━━ Extracted entries

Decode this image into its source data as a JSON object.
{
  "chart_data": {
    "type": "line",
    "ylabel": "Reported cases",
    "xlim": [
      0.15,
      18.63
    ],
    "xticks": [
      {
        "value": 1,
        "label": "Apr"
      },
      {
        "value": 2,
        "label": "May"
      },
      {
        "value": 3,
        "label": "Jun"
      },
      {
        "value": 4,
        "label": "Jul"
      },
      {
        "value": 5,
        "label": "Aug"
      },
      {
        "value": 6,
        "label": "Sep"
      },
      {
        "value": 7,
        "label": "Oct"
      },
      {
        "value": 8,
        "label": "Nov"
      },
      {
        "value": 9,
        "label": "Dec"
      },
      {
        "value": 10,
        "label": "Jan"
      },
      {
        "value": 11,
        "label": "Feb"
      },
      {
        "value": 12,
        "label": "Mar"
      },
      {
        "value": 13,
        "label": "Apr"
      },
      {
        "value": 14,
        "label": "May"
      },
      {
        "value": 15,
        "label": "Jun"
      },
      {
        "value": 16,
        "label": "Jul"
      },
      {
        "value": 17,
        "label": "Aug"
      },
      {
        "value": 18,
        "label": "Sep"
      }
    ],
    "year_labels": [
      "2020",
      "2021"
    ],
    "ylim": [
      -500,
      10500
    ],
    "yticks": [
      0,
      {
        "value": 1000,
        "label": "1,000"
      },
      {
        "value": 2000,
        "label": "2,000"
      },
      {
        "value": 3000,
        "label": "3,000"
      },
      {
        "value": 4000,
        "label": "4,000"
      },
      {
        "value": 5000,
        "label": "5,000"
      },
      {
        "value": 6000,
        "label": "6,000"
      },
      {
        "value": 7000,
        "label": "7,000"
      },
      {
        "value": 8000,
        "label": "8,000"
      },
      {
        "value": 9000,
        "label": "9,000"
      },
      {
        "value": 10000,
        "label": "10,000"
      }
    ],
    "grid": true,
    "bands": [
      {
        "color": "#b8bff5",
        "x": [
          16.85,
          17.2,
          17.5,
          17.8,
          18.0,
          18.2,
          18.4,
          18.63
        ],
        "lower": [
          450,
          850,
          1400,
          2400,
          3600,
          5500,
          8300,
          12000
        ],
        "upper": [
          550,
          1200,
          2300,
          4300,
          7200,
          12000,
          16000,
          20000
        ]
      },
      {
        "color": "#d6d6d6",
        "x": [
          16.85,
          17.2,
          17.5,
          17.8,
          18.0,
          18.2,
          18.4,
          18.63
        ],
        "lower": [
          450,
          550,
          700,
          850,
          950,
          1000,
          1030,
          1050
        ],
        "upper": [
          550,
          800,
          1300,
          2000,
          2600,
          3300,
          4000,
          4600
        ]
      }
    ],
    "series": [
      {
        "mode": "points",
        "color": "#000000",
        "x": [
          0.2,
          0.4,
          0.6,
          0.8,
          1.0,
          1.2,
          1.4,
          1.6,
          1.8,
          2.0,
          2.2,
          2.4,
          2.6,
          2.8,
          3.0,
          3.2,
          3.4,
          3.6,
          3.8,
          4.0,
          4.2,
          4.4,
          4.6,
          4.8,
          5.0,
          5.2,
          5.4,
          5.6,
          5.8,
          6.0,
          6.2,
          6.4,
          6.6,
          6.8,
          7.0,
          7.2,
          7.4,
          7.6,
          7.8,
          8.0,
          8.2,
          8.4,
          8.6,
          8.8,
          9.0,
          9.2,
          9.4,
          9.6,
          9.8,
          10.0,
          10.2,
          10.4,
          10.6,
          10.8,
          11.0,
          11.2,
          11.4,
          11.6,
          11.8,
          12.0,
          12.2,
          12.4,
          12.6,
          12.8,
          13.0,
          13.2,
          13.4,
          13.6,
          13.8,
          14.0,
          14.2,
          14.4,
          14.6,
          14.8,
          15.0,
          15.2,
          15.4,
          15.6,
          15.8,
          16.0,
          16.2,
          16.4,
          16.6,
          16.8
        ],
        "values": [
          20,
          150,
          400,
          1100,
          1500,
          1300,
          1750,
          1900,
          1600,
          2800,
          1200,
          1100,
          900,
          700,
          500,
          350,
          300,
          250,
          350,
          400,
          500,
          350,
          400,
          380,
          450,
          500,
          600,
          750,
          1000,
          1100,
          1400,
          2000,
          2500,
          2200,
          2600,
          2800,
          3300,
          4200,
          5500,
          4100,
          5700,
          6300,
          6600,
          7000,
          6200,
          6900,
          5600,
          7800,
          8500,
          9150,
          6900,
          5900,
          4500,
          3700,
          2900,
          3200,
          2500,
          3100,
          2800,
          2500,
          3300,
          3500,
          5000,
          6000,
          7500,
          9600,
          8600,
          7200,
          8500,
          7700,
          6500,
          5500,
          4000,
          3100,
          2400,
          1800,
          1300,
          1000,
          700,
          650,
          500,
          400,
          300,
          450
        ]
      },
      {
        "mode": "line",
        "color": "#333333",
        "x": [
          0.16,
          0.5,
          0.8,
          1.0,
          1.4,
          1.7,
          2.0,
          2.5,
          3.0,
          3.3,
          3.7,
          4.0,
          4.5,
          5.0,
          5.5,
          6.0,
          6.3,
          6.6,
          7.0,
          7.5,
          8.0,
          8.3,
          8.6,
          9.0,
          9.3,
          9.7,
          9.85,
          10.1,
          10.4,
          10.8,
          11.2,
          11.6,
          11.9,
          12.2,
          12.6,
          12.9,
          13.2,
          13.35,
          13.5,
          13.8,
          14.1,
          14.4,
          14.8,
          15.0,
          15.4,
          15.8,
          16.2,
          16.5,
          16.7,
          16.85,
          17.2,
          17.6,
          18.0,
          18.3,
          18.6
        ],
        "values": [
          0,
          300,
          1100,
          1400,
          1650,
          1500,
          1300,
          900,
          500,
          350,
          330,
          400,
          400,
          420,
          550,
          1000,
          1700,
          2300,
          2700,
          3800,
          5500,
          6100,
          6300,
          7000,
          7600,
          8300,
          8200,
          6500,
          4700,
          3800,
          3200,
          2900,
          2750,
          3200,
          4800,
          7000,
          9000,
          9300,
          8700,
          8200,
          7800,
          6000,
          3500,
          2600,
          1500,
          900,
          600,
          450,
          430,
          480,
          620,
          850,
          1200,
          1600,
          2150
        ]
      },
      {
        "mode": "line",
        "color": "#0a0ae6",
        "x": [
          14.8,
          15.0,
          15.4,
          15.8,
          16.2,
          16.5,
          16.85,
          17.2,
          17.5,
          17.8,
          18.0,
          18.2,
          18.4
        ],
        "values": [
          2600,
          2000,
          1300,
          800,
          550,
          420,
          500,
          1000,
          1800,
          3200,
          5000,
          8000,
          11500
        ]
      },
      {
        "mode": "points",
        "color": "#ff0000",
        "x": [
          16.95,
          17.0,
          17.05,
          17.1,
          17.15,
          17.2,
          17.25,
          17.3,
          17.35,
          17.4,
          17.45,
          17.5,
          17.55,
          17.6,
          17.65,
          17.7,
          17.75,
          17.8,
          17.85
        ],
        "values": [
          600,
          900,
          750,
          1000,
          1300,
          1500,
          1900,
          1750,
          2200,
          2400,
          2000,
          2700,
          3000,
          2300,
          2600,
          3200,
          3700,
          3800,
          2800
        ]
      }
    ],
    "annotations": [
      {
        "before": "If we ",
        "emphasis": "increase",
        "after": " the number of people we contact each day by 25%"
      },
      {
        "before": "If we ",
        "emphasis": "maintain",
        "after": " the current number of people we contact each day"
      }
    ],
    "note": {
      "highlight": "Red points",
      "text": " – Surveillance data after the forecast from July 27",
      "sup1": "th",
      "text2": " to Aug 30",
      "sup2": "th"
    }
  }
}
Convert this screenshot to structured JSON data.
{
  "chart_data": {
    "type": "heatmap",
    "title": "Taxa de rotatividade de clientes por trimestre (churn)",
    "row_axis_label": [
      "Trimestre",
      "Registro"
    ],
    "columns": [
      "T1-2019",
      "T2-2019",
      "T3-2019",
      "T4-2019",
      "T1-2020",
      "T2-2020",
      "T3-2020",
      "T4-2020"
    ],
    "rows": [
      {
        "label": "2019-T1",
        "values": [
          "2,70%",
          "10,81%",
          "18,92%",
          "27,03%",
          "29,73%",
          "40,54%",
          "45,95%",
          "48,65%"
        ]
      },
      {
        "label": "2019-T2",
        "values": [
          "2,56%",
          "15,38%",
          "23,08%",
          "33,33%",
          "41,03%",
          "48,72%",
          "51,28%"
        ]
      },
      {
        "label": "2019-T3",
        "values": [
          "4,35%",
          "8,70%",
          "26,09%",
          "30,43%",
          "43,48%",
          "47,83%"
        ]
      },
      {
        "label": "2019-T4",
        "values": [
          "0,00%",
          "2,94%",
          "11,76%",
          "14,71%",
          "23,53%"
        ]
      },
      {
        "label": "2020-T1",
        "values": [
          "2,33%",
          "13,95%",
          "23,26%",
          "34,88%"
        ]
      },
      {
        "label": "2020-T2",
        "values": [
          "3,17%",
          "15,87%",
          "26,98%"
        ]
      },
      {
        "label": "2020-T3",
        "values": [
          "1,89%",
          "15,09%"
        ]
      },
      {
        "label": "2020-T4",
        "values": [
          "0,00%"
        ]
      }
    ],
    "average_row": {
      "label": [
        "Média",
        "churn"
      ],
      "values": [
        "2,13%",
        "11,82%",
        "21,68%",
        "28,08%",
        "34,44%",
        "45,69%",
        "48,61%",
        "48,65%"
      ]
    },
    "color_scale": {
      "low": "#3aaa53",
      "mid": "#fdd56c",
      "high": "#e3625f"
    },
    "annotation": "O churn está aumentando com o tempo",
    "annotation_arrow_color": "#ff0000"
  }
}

━━━━

**Aim of the task**
Would you quote, exactly and only, the lines from the one containing "Convert this screenshot" to the end of the entries?

**Task solution**
Convert this screenshot to structured JSON data.
{
  "chart_data": {
    "type": "heatmap",
    "title": "Taxa de rotatividade de clientes por trimestre (churn)",
    "row_axis_label": [
      "Trimestre",
      "Registro"
    ],
    "columns": [
      "T1-2019",
      "T2-2019",
      "T3-2019",
      "T4-2019",
      "T1-2020",
      "T2-2020",
      "T3-2020",
      "T4-2020"
    ],
    "rows": [
      {
        "label": "2019-T1",
        "values": [
          "2,70%",
          "10,81%",
          "18,92%",
          "27,03%",
          "29,73%",
          "40,54%",
          "45,95%",
          "48,65%"
        ]
      },
      {
        "label": "2019-T2",
        "values": [
          "2,56%",
          "15,38%",
          "23,08%",
          "33,33%",
          "41,03%",
          "48,72%",
          "51,28%"
        ]
      },
      {
        "label": "2019-T3",
        "values": [
          "4,35%",
          "8,70%",
          "26,09%",
          "30,43%",
          "43,48%",
          "47,83%"
        ]
      },
      {
        "label": "2019-T4",
        "values": [
          "0,00%",
          "2,94%",
          "11,76%",
          "14,71%",
          "23,53%"
        ]
      },
      {
        "label": "2020-T1",
        "values": [
          "2,33%",
          "13,95%",
          "23,26%",
          "34,88%"
        ]
      },
      {
        "label": "2020-T2",
        "values": [
          "3,17%",
          "15,87%",
          "26,98%"
        ]
      },
      {
        "label": "2020-T3",
        "values": [
          "1,89%",
          "15,09%"
        ]
      },
      {
        "label": "2020-T4",
        "values": [
          "0,00%"
        ]
      }
    ],
    "average_row": {
      "label": [
        "Média",
        "churn"
      ],
      "values": [
        "2,13%",
        "11,82%",
        "21,68%",
        "28,08%",
        "34,44%",
        "45,69%",
        "48,61%",
        "48,65%"
      ]
    },
    "color_scale": {
      "low": "#3aaa53",
      "mid": "#fdd56c",
      "high": "#e3625f"
    },
    "annotation": "O churn está aumentando com o tempo",
    "annotation_arrow_color": "#ff0000"
  }
}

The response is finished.